(Stored entries)
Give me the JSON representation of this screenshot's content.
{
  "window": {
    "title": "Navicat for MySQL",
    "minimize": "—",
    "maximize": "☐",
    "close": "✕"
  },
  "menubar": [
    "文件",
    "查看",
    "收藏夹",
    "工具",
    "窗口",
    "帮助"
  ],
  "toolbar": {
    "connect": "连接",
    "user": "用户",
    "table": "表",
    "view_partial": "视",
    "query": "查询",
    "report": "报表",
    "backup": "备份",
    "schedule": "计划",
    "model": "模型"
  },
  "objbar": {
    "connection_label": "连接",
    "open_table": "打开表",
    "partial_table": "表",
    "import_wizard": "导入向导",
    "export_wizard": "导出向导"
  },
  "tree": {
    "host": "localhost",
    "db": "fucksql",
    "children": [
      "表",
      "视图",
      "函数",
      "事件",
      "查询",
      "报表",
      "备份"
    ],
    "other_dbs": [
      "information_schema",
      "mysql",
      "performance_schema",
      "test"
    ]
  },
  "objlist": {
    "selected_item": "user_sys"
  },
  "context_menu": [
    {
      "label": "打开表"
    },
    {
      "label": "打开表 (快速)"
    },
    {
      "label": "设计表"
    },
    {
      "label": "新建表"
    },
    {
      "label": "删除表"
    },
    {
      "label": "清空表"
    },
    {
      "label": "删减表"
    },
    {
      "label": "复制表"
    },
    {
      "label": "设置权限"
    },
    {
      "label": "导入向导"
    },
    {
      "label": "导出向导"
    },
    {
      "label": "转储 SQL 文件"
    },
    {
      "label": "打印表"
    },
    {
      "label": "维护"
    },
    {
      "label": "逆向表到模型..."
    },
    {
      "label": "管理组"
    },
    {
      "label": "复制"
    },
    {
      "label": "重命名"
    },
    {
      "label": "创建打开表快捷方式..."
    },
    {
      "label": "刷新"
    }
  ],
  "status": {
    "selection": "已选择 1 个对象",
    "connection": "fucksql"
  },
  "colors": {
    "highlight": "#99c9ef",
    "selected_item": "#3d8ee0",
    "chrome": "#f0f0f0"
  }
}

• Challenge
Retype all of the data shown above, word for word.

• Answer to this problem
Give me the JSON representation of this screenshot's content.
{
  "window": {
    "title": "Navicat for MySQL",
    "minimize": "—",
    "maximize": "☐",
    "close": "✕"
  },
  "menubar": [
    "文件",
    "查看",
    "收藏夹",
    "工具",
    "窗口",
    "帮助"
  ],
  "toolbar": {
    "connect": "连接",
    "user": "用户",
    "table": "表",
    "view_partial": "视",
    "query": "查询",
    "report": "报表",
    "backup": "备份",
    "schedule": "计划",
    "model": "模型"
  },
  "objbar": {
    "connection_label": "连接",
    "open_table": "打开表",
    "partial_table": "表",
    "import_wizard": "导入向导",
    "export_wizard": "导出向导"
  },
  "tree": {
    "host": "localhost",
    "db": "fucksql",
    "children": [
      "表",
      "视图",
      "函数",
      "事件",
      "查询",
      "报表",
      "备份"
    ],
    "other_dbs": [
      "information_schema",
      "mysql",
      "performance_schema",
      "test"
    ]
  },
  "objlist": {
    "selected_item": "user_sys"
  },
  "context_menu": [
    {
      "label": "打开表"
    },
    {
      "label": "打开表 (快速)"
    },
    {
      "label": "设计表"
    },
    {
      "label": "新建表"
    },
    {
      "label": "删除表"
    },
    {
      "label": "清空表"
    },
    {
      "label": "删减表"
    },
    {
      "label": "复制表"
    },
    {
      "label": "设置权限"
    },
    {
      "label": "导入向导"
    },
    {
      "label": "导出向导"
    },
    {
      "label": "转储 SQL 文件"
    },
    {
      "label": "打印表"
    },
    {
      "label": "维护"
    },
    {
      "label": "逆向表到模型..."
    },
    {
      "label": "管理组"
    },
    {
      "label": "复制"
    },
    {
      "label": "重命名"
    },
    {
      "label": "创建打开表快捷方式..."
    },
    {
      "label": "刷新"
    }
  ],
  "status": {
    "selection": "已选择 1 个对象",
    "connection": "fucksql"
  },
  "colors": {
    "highlight": "#99c9ef",
    "selected_item": "#3d8ee0",
    "chrome": "#f0f0f0"
  }
}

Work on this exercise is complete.